[Dataset records]
------------------------------------------------------------------------
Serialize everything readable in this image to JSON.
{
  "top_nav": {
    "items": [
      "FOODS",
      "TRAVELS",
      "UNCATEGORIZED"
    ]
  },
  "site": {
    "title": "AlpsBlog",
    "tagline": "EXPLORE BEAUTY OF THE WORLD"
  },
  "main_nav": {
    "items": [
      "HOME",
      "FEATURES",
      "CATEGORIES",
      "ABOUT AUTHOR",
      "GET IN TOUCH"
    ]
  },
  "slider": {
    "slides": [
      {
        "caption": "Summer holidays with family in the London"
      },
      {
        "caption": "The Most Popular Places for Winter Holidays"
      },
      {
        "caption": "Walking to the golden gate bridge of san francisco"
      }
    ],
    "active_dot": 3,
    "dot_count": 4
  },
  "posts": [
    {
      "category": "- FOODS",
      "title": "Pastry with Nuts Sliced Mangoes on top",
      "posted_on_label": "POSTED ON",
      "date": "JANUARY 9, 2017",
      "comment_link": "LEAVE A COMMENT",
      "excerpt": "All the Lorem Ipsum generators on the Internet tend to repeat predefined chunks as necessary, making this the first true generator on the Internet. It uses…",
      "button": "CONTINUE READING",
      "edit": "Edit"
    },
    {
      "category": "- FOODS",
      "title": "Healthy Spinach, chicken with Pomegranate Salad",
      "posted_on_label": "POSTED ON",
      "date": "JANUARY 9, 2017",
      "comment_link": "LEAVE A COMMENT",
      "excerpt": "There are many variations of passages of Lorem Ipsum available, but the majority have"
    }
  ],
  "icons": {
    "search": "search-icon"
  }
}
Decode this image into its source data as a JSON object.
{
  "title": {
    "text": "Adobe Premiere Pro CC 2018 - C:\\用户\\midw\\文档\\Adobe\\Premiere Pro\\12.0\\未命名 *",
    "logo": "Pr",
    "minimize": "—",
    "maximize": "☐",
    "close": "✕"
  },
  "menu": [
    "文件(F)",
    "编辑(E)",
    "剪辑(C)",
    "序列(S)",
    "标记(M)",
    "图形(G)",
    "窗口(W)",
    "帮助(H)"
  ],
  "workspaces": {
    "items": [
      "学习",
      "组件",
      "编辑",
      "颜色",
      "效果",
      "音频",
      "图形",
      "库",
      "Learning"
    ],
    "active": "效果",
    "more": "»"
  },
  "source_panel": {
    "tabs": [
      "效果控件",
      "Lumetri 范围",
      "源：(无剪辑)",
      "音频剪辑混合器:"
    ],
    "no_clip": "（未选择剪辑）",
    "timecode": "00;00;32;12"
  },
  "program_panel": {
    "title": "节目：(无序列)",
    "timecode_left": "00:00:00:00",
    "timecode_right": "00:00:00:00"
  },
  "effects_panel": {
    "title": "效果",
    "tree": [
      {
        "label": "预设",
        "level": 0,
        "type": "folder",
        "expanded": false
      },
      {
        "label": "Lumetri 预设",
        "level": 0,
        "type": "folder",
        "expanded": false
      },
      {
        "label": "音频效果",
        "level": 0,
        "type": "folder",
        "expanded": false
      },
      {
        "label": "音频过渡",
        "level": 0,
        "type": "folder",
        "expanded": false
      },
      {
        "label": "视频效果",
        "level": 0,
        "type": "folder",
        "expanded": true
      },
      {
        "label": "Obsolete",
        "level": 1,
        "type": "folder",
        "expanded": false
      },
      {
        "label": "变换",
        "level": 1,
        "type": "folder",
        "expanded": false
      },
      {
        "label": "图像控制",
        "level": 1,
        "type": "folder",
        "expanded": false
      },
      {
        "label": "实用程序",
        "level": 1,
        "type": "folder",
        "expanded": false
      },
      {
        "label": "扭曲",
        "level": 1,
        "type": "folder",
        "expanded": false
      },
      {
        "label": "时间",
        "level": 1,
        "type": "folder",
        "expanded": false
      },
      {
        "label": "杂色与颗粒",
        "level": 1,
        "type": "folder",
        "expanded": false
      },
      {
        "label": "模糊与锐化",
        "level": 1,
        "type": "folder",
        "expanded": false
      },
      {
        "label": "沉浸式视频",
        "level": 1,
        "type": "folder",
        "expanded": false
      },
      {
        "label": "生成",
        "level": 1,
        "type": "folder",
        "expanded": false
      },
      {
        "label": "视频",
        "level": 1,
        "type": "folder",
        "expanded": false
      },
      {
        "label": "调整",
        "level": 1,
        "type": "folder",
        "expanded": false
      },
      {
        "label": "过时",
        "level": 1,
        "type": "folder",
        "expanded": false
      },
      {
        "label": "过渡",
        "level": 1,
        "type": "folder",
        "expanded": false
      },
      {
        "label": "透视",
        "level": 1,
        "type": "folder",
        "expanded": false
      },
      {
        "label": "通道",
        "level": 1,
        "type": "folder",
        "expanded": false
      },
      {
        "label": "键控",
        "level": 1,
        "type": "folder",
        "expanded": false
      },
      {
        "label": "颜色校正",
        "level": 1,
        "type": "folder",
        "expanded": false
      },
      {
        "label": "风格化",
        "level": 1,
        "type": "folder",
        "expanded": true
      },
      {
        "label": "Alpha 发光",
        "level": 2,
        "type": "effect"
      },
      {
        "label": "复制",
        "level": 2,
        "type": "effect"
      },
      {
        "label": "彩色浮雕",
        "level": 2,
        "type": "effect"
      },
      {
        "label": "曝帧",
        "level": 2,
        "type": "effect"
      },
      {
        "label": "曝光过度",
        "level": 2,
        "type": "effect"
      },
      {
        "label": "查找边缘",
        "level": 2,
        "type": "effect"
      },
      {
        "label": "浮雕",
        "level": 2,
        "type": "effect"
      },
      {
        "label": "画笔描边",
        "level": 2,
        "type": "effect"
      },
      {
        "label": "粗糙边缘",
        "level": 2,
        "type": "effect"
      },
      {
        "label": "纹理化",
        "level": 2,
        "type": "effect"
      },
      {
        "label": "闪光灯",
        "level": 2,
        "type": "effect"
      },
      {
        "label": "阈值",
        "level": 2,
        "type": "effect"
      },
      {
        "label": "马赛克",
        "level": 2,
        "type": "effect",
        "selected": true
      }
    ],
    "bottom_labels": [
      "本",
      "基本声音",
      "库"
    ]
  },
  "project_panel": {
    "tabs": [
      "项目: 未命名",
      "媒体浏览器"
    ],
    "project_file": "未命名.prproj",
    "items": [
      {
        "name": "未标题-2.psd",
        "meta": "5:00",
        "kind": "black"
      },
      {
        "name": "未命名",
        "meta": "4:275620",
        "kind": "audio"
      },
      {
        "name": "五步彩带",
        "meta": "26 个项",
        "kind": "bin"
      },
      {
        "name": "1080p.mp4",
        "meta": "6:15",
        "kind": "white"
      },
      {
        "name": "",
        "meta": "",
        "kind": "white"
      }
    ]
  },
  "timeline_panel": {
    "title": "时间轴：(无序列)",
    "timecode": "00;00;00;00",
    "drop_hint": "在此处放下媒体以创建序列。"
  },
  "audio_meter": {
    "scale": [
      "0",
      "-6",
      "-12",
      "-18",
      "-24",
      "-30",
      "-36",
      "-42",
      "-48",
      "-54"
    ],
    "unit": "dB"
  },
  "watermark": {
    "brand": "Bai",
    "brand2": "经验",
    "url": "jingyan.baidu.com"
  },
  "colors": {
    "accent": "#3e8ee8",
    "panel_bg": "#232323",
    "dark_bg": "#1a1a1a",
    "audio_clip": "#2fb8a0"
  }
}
------------------------------------------------------------------------
- SET EXERCISE:
Copy down the whole of the data above, matching it exactly.

- OUTPUT FOR THIS TASK:
Serialize everything readable in this image to JSON.
{
  "top_nav": {
    "items": [
      "FOODS",
      "TRAVELS",
      "UNCATEGORIZED"
    ]
  },
  "site": {
    "title": "AlpsBlog",
    "tagline": "EXPLORE BEAUTY OF THE WORLD"
  },
  "main_nav": {
    "items": [
      "HOME",
      "FEATURES",
      "CATEGORIES",
      "ABOUT AUTHOR",
      "GET IN TOUCH"
    ]
  },
  "slider": {
    "slides": [
      {
        "caption": "Summer holidays with family in the London"
      },
      {
        "caption": "The Most Popular Places for Winter Holidays"
      },
      {
        "caption": "Walking to the golden gate bridge of san francisco"
      }
    ],
    "active_dot": 3,
    "dot_count": 4
  },
  "posts": [
    {
      "category": "- FOODS",
      "title": "Pastry with Nuts Sliced Mangoes on top",
      "posted_on_label": "POSTED ON",
      "date": "JANUARY 9, 2017",
      "comment_link": "LEAVE A COMMENT",
      "excerpt": "All the Lorem Ipsum generators on the Internet tend to repeat predefined chunks as necessary, making this the first true generator on the Internet. It uses…",
      "button": "CONTINUE READING",
      "edit": "Edit"
    },
    {
      "category": "- FOODS",
      "title": "Healthy Spinach, chicken with Pomegranate Salad",
      "posted_on_label": "POSTED ON",
      "date": "JANUARY 9, 2017",
      "comment_link": "LEAVE A COMMENT",
      "excerpt": "There are many variations of passages of Lorem Ipsum available, but the majority have"
    }
  ],
  "icons": {
    "search": "search-icon"
  }
}
Decode this image into its source data as a JSON object.
{
  "title": {
    "text": "Adobe Premiere Pro CC 2018 - C:\\用户\\midw\\文档\\Adobe\\Premiere Pro\\12.0\\未命名 *",
    "logo": "Pr",
    "minimize": "—",
    "maximize": "☐",
    "close": "✕"
  },
  "menu": [
    "文件(F)",
    "编辑(E)",
    "剪辑(C)",
    "序列(S)",
    "标记(M)",
    "图形(G)",
    "窗口(W)",
    "帮助(H)"
  ],
  "workspaces": {
    "items": [
      "学习",
      "组件",
      "编辑",
      "颜色",
      "效果",
      "音频",
      "图形",
      "库",
      "Learning"
    ],
    "active": "效果",
    "more": "»"
  },
  "source_panel": {
    "tabs": [
      "效果控件",
      "Lumetri 范围",
      "源：(无剪辑)",
      "音频剪辑混合器:"
    ],
    "no_clip": "（未选择剪辑）",
    "timecode": "00;00;32;12"
  },
  "program_panel": {
    "title": "节目：(无序列)",
    "timecode_left": "00:00:00:00",
    "timecode_right": "00:00:00:00"
  },
  "effects_panel": {
    "title": "效果",
    "tree": [
      {
        "label": "预设",
        "level": 0,
        "type": "folder",
        "expanded": false
      },
      {
        "label": "Lumetri 预设",
        "level": 0,
        "type": "folder",
        "expanded": false
      },
      {
        "label": "音频效果",
        "level": 0,
        "type": "folder",
        "expanded": false
      },
      {
        "label": "音频过渡",
        "level": 0,
        "type": "folder",
        "expanded": false
      },
      {
        "label": "视频效果",
        "level": 0,
        "type": "folder",
        "expanded": true
      },
      {
        "label": "Obsolete",
        "level": 1,
        "type": "folder",
        "expanded": false
      },
      {
        "label": "变换",
        "level": 1,
        "type": "folder",
        "expanded": false
      },
      {
        "label": "图像控制",
        "level": 1,
        "type": "folder",
        "expanded": false
      },
      {
        "label": "实用程序",
        "level": 1,
        "type": "folder",
        "expanded": false
      },
      {
        "label": "扭曲",
        "level": 1,
        "type": "folder",
        "expanded": false
      },
      {
        "label": "时间",
        "level": 1,
        "type": "folder",
        "expanded": false
      },
      {
        "label": "杂色与颗粒",
        "level": 1,
        "type": "folder",
        "expanded": false
      },
      {
        "label": "模糊与锐化",
        "level": 1,
        "type": "folder",
        "expanded": false
      },
      {
        "label": "沉浸式视频",
        "level": 1,
        "type": "folder",
        "expanded": false
      },
      {
        "label": "生成",
        "level": 1,
        "type": "folder",
        "expanded": false
      },
      {
        "label": "视频",
        "level": 1,
        "type": "folder",
        "expanded": false
      },
      {
        "label": "调整",
        "level": 1,
        "type": "folder",
        "expanded": false
      },
      {
        "label": "过时",
        "level": 1,
        "type": "folder",
        "expanded": false
      },
      {
        "label": "过渡",
        "level": 1,
        "type": "folder",
        "expanded": false
      },
      {
        "label": "透视",
        "level": 1,
        "type": "folder",
        "expanded": false
      },
      {
        "label": "通道",
        "level": 1,
        "type": "folder",
        "expanded": false
      },
      {
        "label": "键控",
        "level": 1,
        "type": "folder",
        "expanded": false
      },
      {
        "label": "颜色校正",
        "level": 1,
        "type": "folder",
        "expanded": false
      },
      {
        "label": "风格化",
        "level": 1,
        "type": "folder",
        "expanded": true
      },
      {
        "label": "Alpha 发光",
        "level": 2,
        "type": "effect"
      },
      {
        "label": "复制",
        "level": 2,
        "type": "effect"
      },
      {
        "label": "彩色浮雕",
        "level": 2,
        "type": "effect"
      },
      {
        "label": "曝帧",
        "level": 2,
        "type": "effect"
      },
      {
        "label": "曝光过度",
        "level": 2,
        "type": "effect"
      },
      {
        "label": "查找边缘",
        "level": 2,
        "type": "effect"
      },
      {
        "label": "浮雕",
        "level": 2,
        "type": "effect"
      },
      {
        "label": "画笔描边",
        "level": 2,
        "type": "effect"
      },
      {
        "label": "粗糙边缘",
        "level": 2,
        "type": "effect"
      },
      {
        "label": "纹理化",
        "level": 2,
        "type": "effect"
      },
      {
        "label": "闪光灯",
        "level": 2,
        "type": "effect"
      },
      {
        "label": "阈值",
        "level": 2,
        "type": "effect"
      },
      {
        "label": "马赛克",
        "level": 2,
        "type": "effect",
        "selected": true
      }
    ],
    "bottom_labels": [
      "本",
      "基本声音",
      "库"
    ]
  },
  "project_panel": {
    "tabs": [
      "项目: 未命名",
      "媒体浏览器"
    ],
    "project_file": "未命名.prproj",
    "items": [
      {
        "name": "未标题-2.psd",
        "meta": "5:00",
        "kind": "black"
      },
      {
        "name": "未命名",
        "meta": "4:275620",
        "kind": "audio"
      },
      {
        "name": "五步彩带",
        "meta": "26 个项",
        "kind": "bin"
      },
      {
        "name": "1080p.mp4",
        "meta": "6:15",
        "kind": "white"
      },
      {
        "name": "",
        "meta": "",
        "kind": "white"
      }
    ]
  },
  "timeline_panel": {
    "title": "时间轴：(无序列)",
    "timecode": "00;00;00;00",
    "drop_hint": "在此处放下媒体以创建序列。"
  },
  "audio_meter": {
    "scale": [
      "0",
      "-6",
      "-12",
      "-18",
      "-24",
      "-30",
      "-36",
      "-42",
      "-48",
      "-54"
    ],
    "unit": "dB"
  },
  "watermark": {
    "brand": "Bai",
    "brand2": "经验",
    "url": "jingyan.baidu.com"
  },
  "colors": {
    "accent": "#3e8ee8",
    "panel_bg": "#232323",
    "dark_bg": "#1a1a1a",
    "audio_clip": "#2fb8a0"
  }
}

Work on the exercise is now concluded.